Challenge — Using the data below, copy each line that includes the word "SOTSU".

Material provided —

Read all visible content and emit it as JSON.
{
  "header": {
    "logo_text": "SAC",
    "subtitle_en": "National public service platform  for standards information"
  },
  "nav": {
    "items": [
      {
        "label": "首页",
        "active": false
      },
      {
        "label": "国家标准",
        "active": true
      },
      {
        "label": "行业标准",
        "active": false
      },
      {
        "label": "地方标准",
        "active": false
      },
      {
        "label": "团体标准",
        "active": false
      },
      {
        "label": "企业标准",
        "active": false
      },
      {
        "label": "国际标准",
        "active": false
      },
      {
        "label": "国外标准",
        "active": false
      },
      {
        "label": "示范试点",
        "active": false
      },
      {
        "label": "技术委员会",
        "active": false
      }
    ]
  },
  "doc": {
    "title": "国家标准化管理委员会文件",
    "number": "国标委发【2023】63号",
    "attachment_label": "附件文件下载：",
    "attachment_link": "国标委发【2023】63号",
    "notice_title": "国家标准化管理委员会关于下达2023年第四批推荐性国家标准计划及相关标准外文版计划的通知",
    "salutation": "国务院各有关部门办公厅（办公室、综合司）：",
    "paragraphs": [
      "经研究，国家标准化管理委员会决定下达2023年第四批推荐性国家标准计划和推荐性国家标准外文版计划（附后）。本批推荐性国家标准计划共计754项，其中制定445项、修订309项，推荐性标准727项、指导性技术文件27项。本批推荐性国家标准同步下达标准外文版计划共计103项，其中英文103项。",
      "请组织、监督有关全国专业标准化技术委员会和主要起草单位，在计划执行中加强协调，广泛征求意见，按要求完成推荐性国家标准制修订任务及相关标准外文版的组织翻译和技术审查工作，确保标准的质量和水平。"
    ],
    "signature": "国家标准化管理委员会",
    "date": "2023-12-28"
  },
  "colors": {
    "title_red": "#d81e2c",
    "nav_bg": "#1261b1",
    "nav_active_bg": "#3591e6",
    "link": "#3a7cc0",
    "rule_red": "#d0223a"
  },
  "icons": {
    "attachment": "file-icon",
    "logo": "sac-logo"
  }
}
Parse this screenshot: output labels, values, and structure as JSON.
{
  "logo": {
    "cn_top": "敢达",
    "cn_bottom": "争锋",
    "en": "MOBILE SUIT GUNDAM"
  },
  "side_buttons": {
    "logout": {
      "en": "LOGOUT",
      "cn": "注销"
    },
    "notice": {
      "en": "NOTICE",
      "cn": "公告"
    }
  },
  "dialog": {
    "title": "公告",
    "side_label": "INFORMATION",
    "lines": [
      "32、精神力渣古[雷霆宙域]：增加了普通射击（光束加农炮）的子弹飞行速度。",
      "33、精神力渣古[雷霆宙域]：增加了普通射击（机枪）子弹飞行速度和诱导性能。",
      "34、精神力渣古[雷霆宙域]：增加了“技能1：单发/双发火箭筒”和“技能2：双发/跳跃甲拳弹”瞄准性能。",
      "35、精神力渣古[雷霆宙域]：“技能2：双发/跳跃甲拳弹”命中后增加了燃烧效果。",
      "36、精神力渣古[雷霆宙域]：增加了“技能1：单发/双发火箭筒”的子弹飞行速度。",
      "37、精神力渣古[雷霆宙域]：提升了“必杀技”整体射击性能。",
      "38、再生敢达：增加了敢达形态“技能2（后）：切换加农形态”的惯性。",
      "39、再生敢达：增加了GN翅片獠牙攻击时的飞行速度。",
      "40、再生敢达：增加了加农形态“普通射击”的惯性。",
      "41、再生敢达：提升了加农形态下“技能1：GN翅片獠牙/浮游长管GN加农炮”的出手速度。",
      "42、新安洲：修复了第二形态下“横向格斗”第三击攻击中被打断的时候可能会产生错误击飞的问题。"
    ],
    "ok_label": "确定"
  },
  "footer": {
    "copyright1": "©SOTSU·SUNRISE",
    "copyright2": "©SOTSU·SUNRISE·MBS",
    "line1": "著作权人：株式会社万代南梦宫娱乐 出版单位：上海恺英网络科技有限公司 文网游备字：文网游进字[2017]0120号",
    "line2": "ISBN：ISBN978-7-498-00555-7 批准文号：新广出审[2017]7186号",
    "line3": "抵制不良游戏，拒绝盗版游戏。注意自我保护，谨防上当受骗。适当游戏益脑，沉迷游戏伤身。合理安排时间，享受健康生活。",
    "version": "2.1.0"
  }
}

Result —
    "copyright1": "©SOTSU·SUNRISE",
    "copyright2": "©SOTSU·SUNRISE·MBS",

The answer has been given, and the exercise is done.